Exercise
Where a line below holds the string "صلاح", copy that line.

Task material
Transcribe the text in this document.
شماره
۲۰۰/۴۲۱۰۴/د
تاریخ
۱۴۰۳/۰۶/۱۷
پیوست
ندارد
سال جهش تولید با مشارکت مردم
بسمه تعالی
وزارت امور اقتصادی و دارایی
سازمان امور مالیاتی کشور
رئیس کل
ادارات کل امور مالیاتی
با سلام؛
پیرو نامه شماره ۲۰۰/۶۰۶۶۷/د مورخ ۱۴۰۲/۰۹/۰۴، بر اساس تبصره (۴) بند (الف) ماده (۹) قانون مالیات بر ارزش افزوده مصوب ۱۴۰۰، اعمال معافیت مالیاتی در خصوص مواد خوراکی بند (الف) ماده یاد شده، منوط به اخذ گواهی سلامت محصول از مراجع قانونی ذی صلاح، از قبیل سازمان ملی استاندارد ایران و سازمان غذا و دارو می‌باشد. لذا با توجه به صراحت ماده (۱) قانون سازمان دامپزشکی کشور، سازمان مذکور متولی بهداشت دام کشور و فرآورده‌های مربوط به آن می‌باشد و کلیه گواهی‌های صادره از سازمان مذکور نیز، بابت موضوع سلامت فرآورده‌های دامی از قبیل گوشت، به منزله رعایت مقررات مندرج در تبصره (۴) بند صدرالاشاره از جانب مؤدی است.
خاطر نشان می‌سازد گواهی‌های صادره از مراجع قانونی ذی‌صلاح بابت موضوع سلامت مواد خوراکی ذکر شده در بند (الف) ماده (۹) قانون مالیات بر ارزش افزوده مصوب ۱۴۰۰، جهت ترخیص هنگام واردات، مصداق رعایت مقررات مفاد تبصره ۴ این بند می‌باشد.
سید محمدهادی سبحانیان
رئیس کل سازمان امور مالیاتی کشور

Task result
پیرو نامه شماره ۲۰۰/۶۰۶۶۷/د مورخ ۱۴۰۲/۰۹/۰۴، بر اساس تبصره (۴) بند (الف) ماده (۹) قانون مالیات بر ارزش افزوده مصوب ۱۴۰۰، اعمال معافیت مالیاتی در خصوص مواد خوراکی بند (الف) ماده یاد شده، منوط به اخذ گواهی سلامت محصول از مراجع قانونی ذی صلاح، از قبیل سازمان ملی استاندارد ایران و سازمان غذا و دارو می‌باشد. لذا با توجه به صراحت ماده (۱) قانون سازمان دامپزشکی کشور، سازمان مذکور متولی بهداشت دام کشور و فرآورده‌های مربوط به آن می‌باشد و کلیه گواهی‌های صادره از سازمان مذکور نیز، بابت موضوع سلامت فرآورده‌های دامی از قبیل گوشت، به منزله رعایت مقررات مندرج در تبصره (۴) بند صدرالاشاره از جانب مؤدی است.
خاطر نشان می‌سازد گواهی‌های صادره از مراجع قانونی ذی‌صلاح بابت موضوع سلامت مواد خوراکی ذکر شده در بند (الف) ماده (۹) قانون مالیات بر ارزش افزوده مصوب ۱۴۰۰، جهت ترخیص هنگام واردات، مصداق رعایت مقررات مفاد تبصره ۴ این بند می‌باشد.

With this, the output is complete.